→ Aim of the exercise
Go through the listing and return every line with "colorido" in it.

Saved entries
========

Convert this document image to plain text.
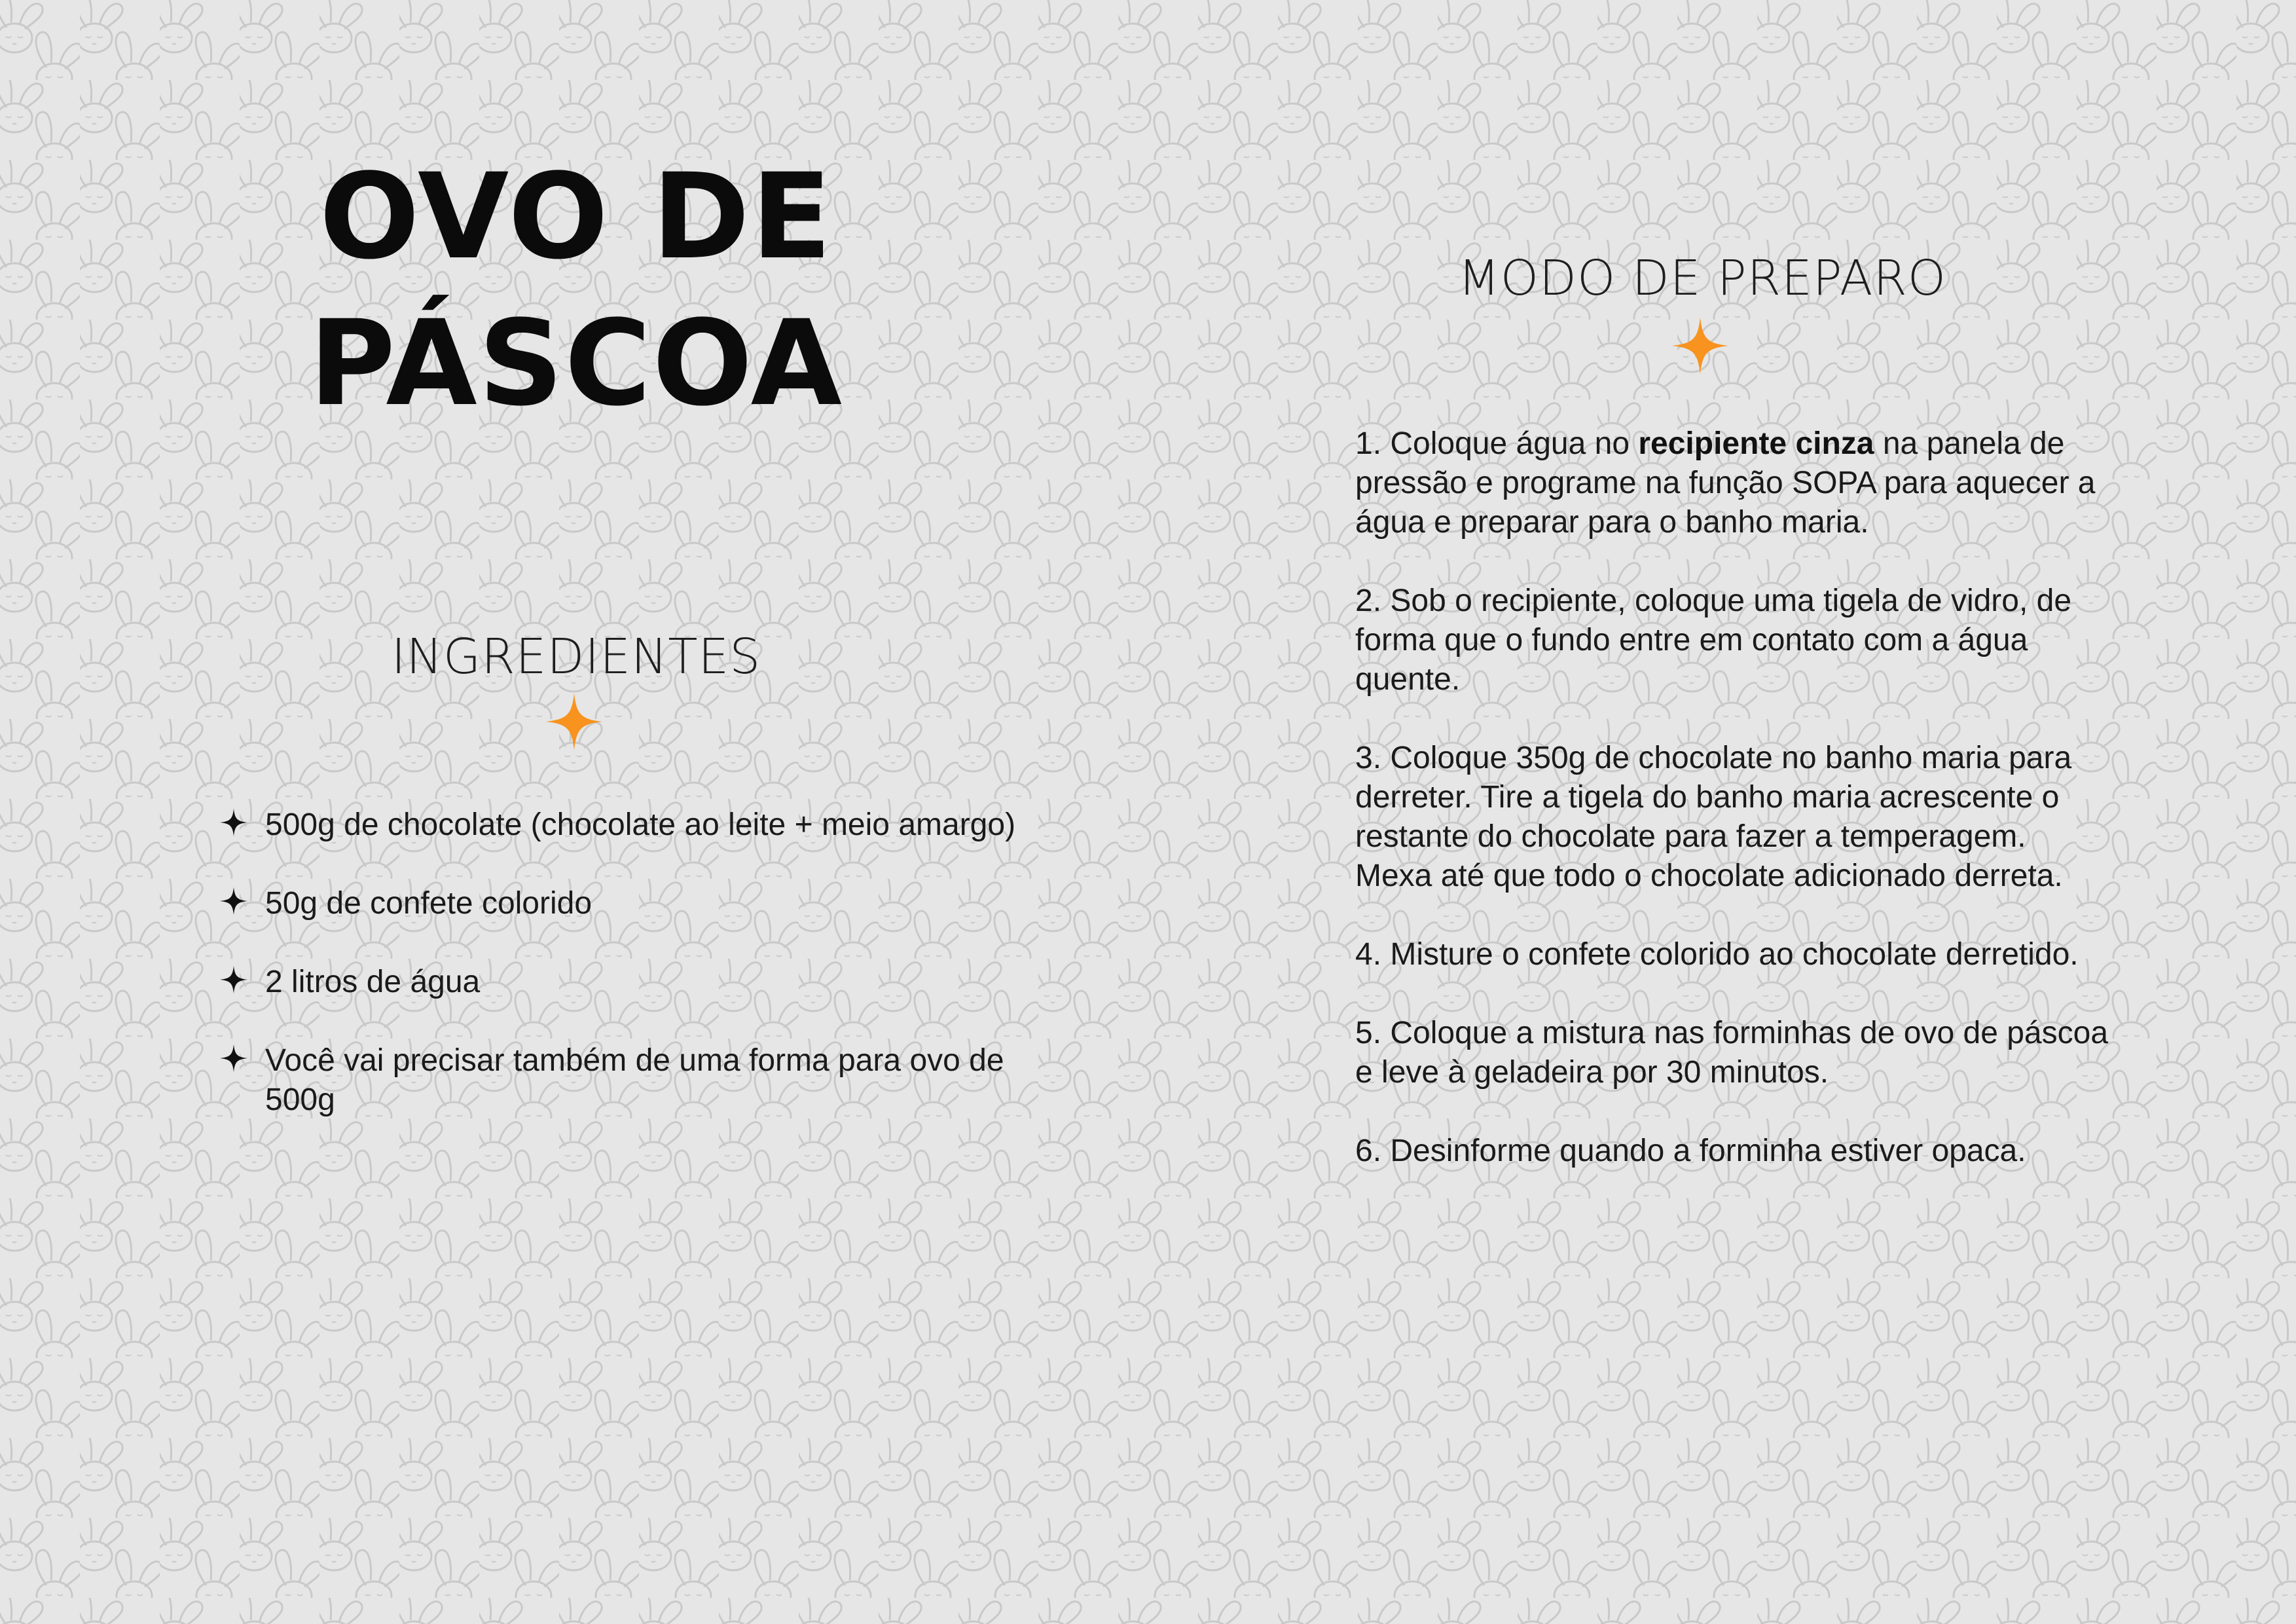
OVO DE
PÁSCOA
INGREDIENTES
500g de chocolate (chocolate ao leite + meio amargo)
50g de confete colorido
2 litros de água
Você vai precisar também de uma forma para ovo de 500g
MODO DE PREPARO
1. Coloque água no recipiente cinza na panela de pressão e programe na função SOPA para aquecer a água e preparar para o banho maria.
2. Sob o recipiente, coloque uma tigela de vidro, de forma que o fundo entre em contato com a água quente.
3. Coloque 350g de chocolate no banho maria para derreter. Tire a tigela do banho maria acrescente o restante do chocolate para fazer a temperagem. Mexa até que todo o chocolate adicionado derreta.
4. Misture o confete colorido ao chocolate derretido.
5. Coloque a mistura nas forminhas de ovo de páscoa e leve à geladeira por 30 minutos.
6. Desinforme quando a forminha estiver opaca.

========

→ The reply
50g de confete colorido
4. Misture o confete colorido ao chocolate derretido.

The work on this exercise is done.